Guerini a Beirut perché il Libano non diventi come la Libia. Parla Manciulli

L’intervista del Presidente di Europa Atlantica realizzata per Formiche.net

A venti giorni di distanza dalla tragedia occorsa a Beirut, il ministro della Difesa Lorenzo Guerini si è recato in missione ufficiale nella capitale del Libano, dove ha incontrato il presidente della Repubblica Michel Aoun, l’omologa ministra della Difesa facente parte del governo dimissionario Zeina Akar e il comandante delle Forze Armate libanesi Joseph Aoun.

Guerini visita il Libano in un momento delicato della sua storia e in concomitanza con l’operazione umanitaria della Difesa italiana denominata “Emergenza Cedri”, che ha già portato a Beirut la nave San Giusto della Marina Militare con a bordo assetti di Esercito e Marina. L’analisi della situazione libanese attuale e del significato della visita di Guerini a Beirut la fornisce Andrea Manciulli, presidente di Europa Atlantica e già presidente della delegazione italiana presso l’assemblea parlamentare della Nato, già deputato del Pd.

L’Italia esprime la propria vicinanza al Libano e lo fa con la missione del ministro Guerini a Beirut.

COMPITI SCRITTI »
[a] Quale nave della Marina Militare è già arrivata a Beirut secondo l'articolo sulla visita di Guerini in Libano?
[b] Riporta fedelmente il passo dell'articolo sulla visita di Guerini in Libano da "Guerini a Beirut perché" fino a "Armate libanesi Joseph Aoun." incluso.
[c] Scrivi il seguito dell'articolo sulla visita di Guerini in Libano, cominciando subito dopo la sua ultima frase.
I record non servono per svolgere il lavoro.

MATERIALE ESTRATTO »
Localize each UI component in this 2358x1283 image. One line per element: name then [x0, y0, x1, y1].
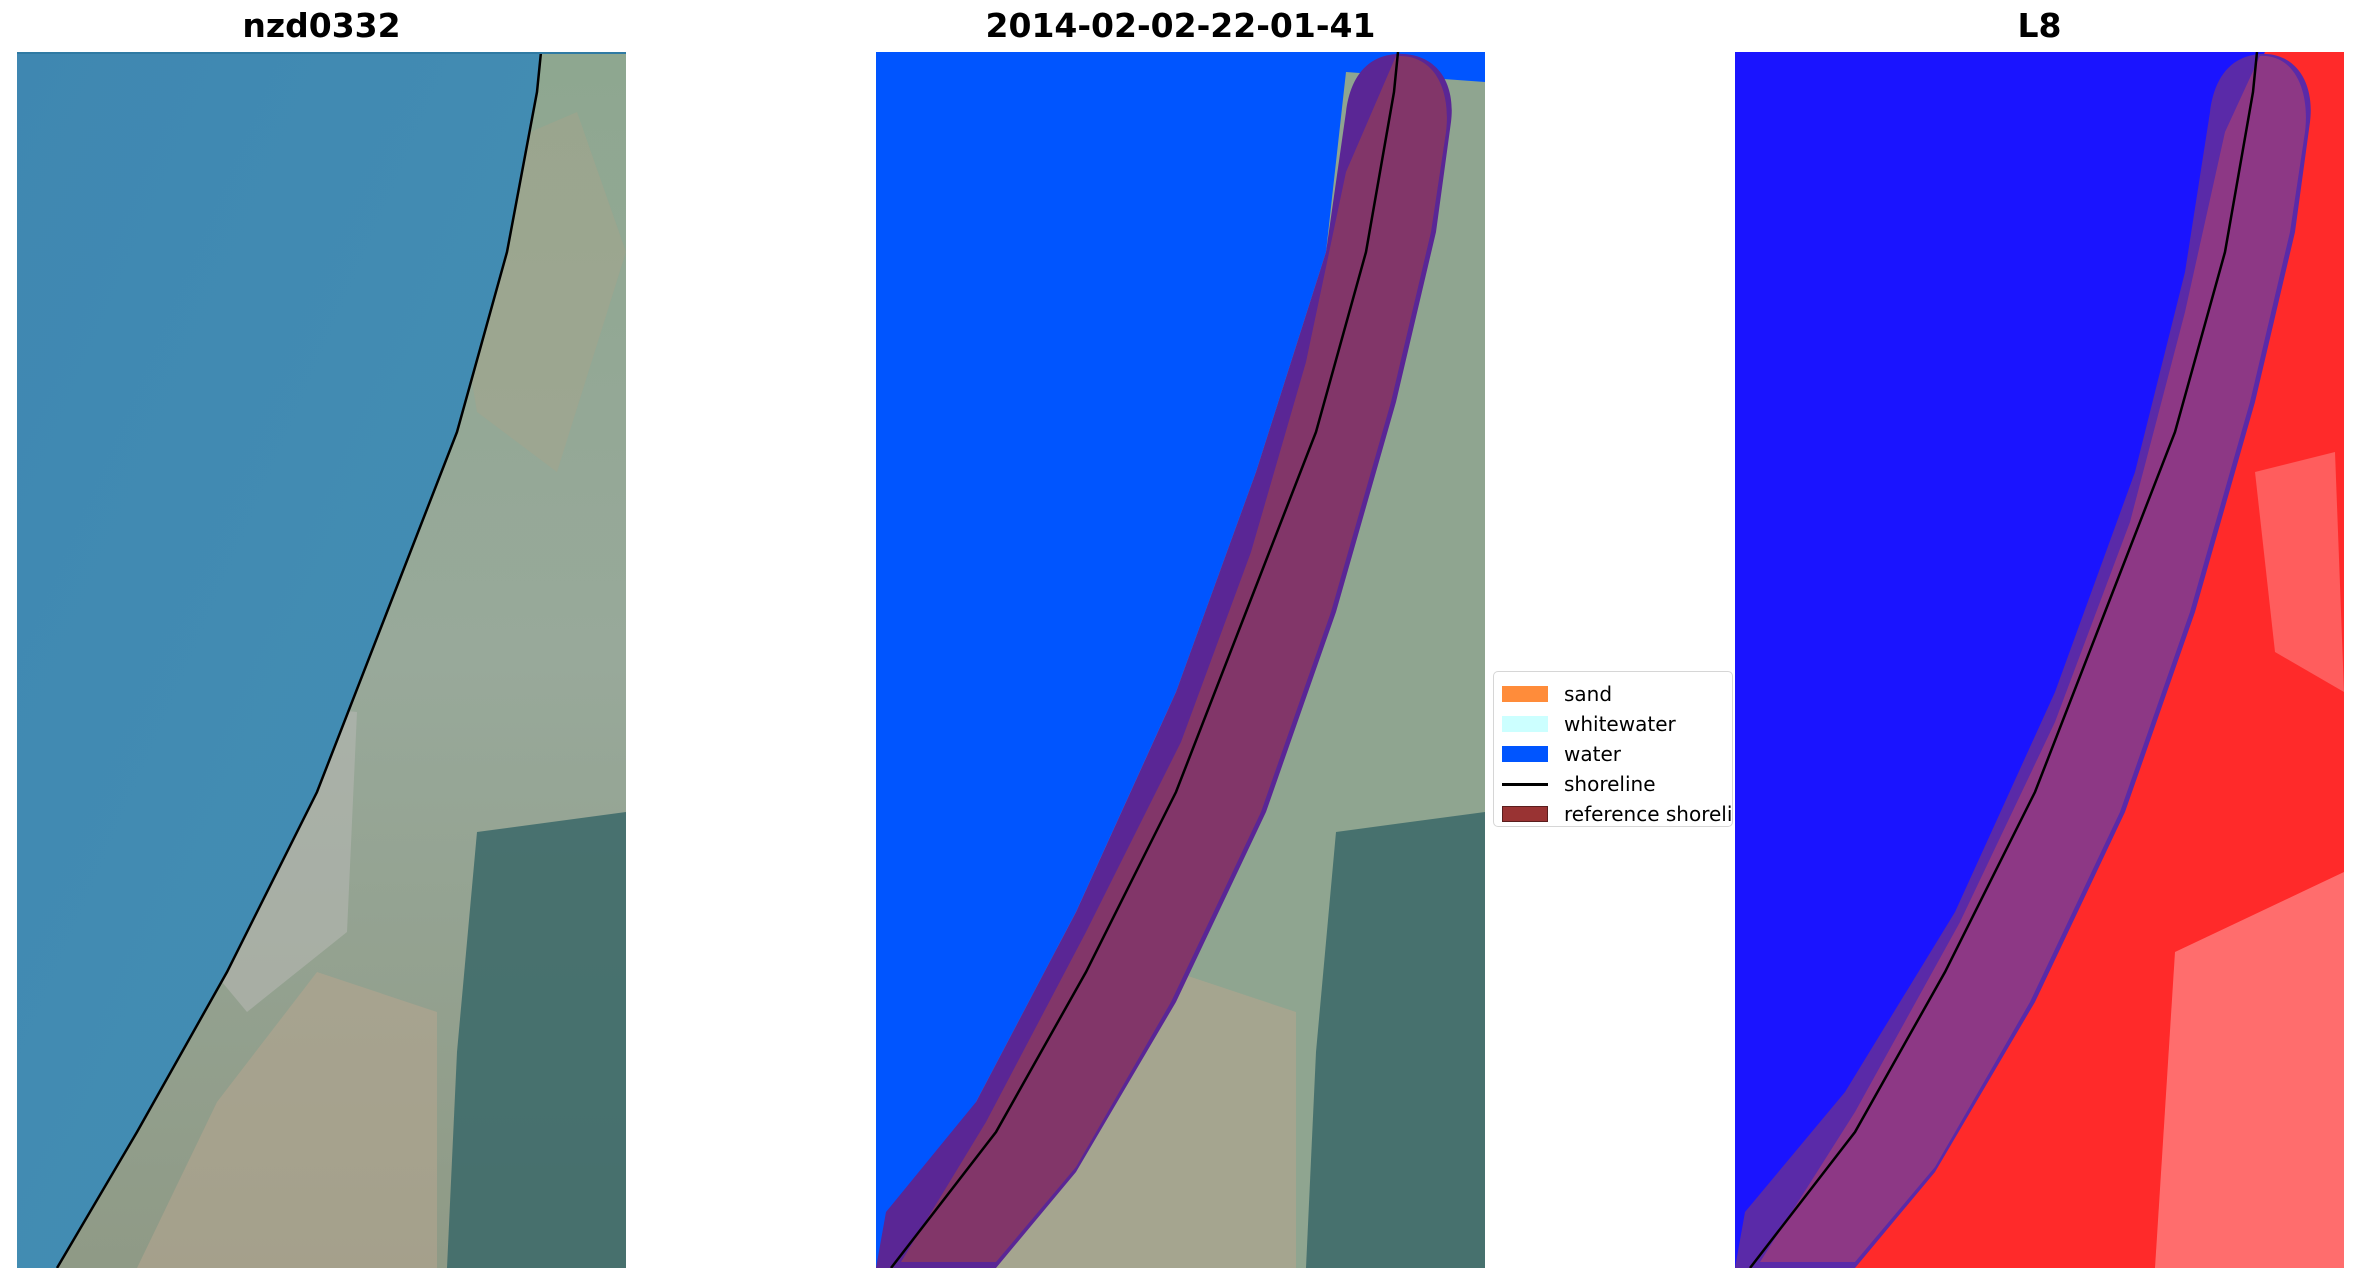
- panel-rgb: nzd0332: [17, 0, 626, 1283]
- panel-title-classification: 2014-02-02-22-01-41: [985, 6, 1376, 45]
- panel-l8: L8: [1735, 0, 2344, 1283]
- classification-image: [876, 52, 1485, 1268]
- panel-classification: 2014-02-02-22-01-41: [876, 0, 1485, 1283]
- legend-item-sand: sand: [1502, 682, 1732, 706]
- legend-item-shoreline: shoreline: [1502, 772, 1732, 796]
- panel-title-rgb: nzd0332: [242, 6, 401, 45]
- legend-line-shoreline: [1502, 776, 1548, 792]
- panel-title-l8: L8: [2017, 6, 2062, 45]
- legend-swatch-sand: [1502, 686, 1548, 702]
- legend-item-reference-shoreline: reference shoreline: [1502, 802, 1733, 826]
- legend-item-water: water: [1502, 742, 1732, 766]
- legend-label-reference-shoreline: reference shoreline: [1564, 802, 1733, 826]
- legend: sand whitewater water shoreline referenc…: [1493, 671, 1733, 827]
- legend-label-sand: sand: [1564, 682, 1613, 706]
- legend-swatch-whitewater: [1502, 716, 1548, 732]
- legend-label-whitewater: whitewater: [1564, 712, 1676, 736]
- l8-image: [1735, 52, 2344, 1268]
- legend-label-water: water: [1564, 742, 1621, 766]
- legend-swatch-reference-shoreline: [1502, 806, 1548, 822]
- legend-item-whitewater: whitewater: [1502, 712, 1732, 736]
- legend-label-shoreline: shoreline: [1564, 772, 1656, 796]
- legend-swatch-water: [1502, 746, 1548, 762]
- rgb-image: [17, 52, 626, 1268]
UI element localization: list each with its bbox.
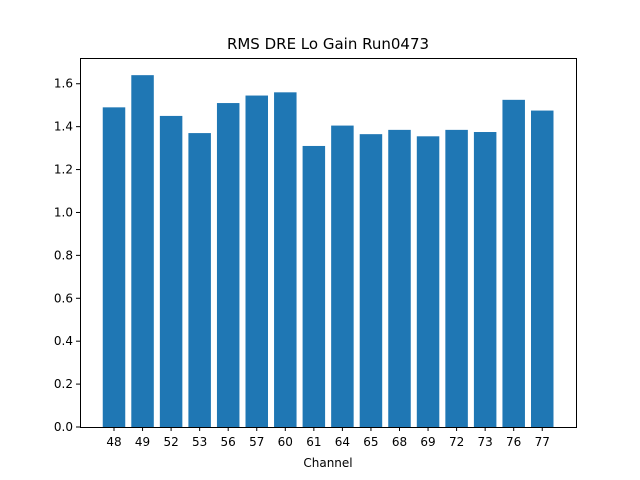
y-tick-label-1.6: 1.6 xyxy=(54,77,73,91)
x-tick-label-69: 69 xyxy=(420,435,435,449)
bar-76 xyxy=(502,99,525,428)
plot-frame xyxy=(80,58,577,428)
x-tick-label-52: 52 xyxy=(163,435,178,449)
y-tick-label-0.8: 0.8 xyxy=(54,248,73,262)
x-tick-label-53: 53 xyxy=(192,435,207,449)
x-tick-label-72: 72 xyxy=(449,435,464,449)
bar-48 xyxy=(102,107,126,428)
y-tick-label-1.4: 1.4 xyxy=(54,120,73,134)
x-tick-label-49: 49 xyxy=(135,435,150,449)
x-tick-label-68: 68 xyxy=(392,435,407,449)
bar-56 xyxy=(216,103,240,428)
bar-49 xyxy=(131,75,154,428)
bars-group xyxy=(102,75,554,428)
y-tick-label-0.6: 0.6 xyxy=(54,291,73,305)
bar-60 xyxy=(274,92,297,427)
bar-64 xyxy=(331,125,354,427)
x-axis-label: Channel xyxy=(303,456,352,470)
x-tick-label-57: 57 xyxy=(249,435,264,449)
bar-61 xyxy=(302,145,326,428)
x-tick-label-77: 77 xyxy=(535,435,550,449)
bar-77 xyxy=(531,110,554,428)
bar-72 xyxy=(445,129,468,427)
y-tick-label-0.4: 0.4 xyxy=(54,334,73,348)
x-tick-label-56: 56 xyxy=(221,435,236,449)
bar-65 xyxy=(359,134,383,427)
bar-69 xyxy=(416,136,440,427)
x-axis: 48 49 52 53 56 57 60 61 64 65 68 69 72 73 76 77 xyxy=(106,427,550,449)
x-tick-label-64: 64 xyxy=(335,435,350,449)
y-tick-label-1.2: 1.2 xyxy=(54,163,73,177)
bar-68 xyxy=(388,129,411,427)
x-tick-label-65: 65 xyxy=(363,435,378,449)
bar-52 xyxy=(159,115,183,428)
x-tick-label-48: 48 xyxy=(106,435,121,449)
bar-53 xyxy=(188,133,211,427)
chart-title: RMS DRE Lo Gain Run0473 xyxy=(227,35,429,53)
y-tick-label-0.0: 0.0 xyxy=(54,420,73,434)
bar-57 xyxy=(245,95,268,427)
x-tick-label-76: 76 xyxy=(506,435,521,449)
y-tick-label-0.2: 0.2 xyxy=(54,377,73,391)
x-tick-label-60: 60 xyxy=(278,435,293,449)
bar-73 xyxy=(473,132,497,428)
x-tick-label-61: 61 xyxy=(306,435,321,449)
y-tick-label-1.0: 1.0 xyxy=(54,205,73,219)
x-tick-label-73: 73 xyxy=(478,435,493,449)
y-axis: 0.0 0.2 0.4 0.6 0.8 1.0 1.2 1.4 1.6 xyxy=(54,77,80,434)
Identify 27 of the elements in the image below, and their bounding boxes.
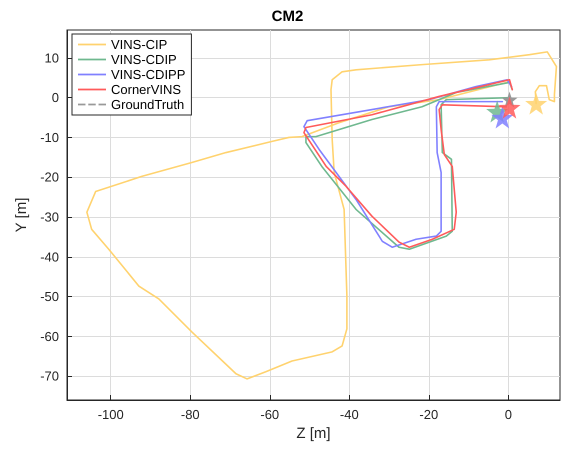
x-tick-label: -40 [340,407,359,422]
x-tick-label: 0 [504,407,512,422]
legend-label: CornerVINS [111,82,182,97]
legend-label: GroundTruth [111,97,184,112]
chart-title: CM2 [272,8,304,25]
y-tick-label: -60 [40,328,59,344]
y-tick-label: -70 [40,368,59,384]
legend-label: VINS-CDIP [111,52,177,67]
y-axis-title: Y [m] [13,198,30,232]
x-axis-title: Z [m] [296,425,331,442]
point [498,96,521,119]
x-tick-label: -60 [260,407,280,422]
x-tick-label: -80 [180,407,200,422]
y-tick-label: -10 [40,130,59,145]
y-tick-label: -30 [40,209,59,224]
x-tick-label: -100 [98,407,124,422]
y-tick-label: 10 [44,50,59,66]
point [491,106,514,129]
y-tick-label: -20 [40,170,59,185]
line-series [86,51,558,380]
legend-label: VINS-CDIPP [111,67,186,82]
point [525,92,548,115]
x-tick-label: -20 [419,407,438,422]
legend-label: VINS-CIP [111,37,168,52]
y-tick-label: -50 [40,289,59,304]
y-tick-label: 0 [52,90,59,106]
y-tick-label: -40 [40,249,59,264]
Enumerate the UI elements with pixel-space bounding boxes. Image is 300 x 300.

RISPOSTE AI COMPITI »
[a] La nave San Giusto.

[b]
Guerini a Beirut perché il Libano non diventi come la Libia. Parla Manciulli

L’intervista del Presidente di Europa Atlantica realizzata per Formiche.net

A venti giorni di distanza dalla tragedia occorsa a Beirut, il ministro della Difesa Lorenzo Guerini si è recato in missione ufficiale nella capitale del Libano, dove ha incontrato il presidente della Repubblica Michel Aoun, l’omologa ministra della Difesa facente parte del governo dimissionario Zeina Akar e il comandante delle Forze Armate libanesi Joseph Aoun.

[c]
Quella del ministro Guerini è un’iniziativa lodevole, che ribadisce una vicinanza al popolo libanese e alla complessità del quadrante politico che per l’Italia non è una novità, dato che il nostro paese ha sempre avuto la quasi esclusiva prerogativa di dialogare con quasi tutte le componenti politiche del Libano. Ciò che conta naturalmente è continuare la nostra azione di vicinanza e sostegno alle criticità che il Libano sta esprimendo. Quell’area sta diventando sempre più un punto di instabilità e incertezza: nelle acque tra Libano e Cipro si sta giocando una frazione importantissima di una partita energetica nella quale è forte l’influenza di paesi come Turchia, Iran e Israele presenti nello scenario e che riguarda da molto vicino i nostri interessi nazionali. Occuparsi del Libano e farlo sempre più non è un dettaglio della nostra politica estera e di difesa, ma è un interesse primario; naturalmente, va fatto in maniera sempre più coordinata e incalzante insieme ad alleati storici come la Francia, che in Libano ha un’influenza culturale e storica evidente.

A proposito di Francia, negli occhi di molti restano ancora scolpite le immagini di Macron tra la folla di Beirut a soli due giorni dall’esplosione.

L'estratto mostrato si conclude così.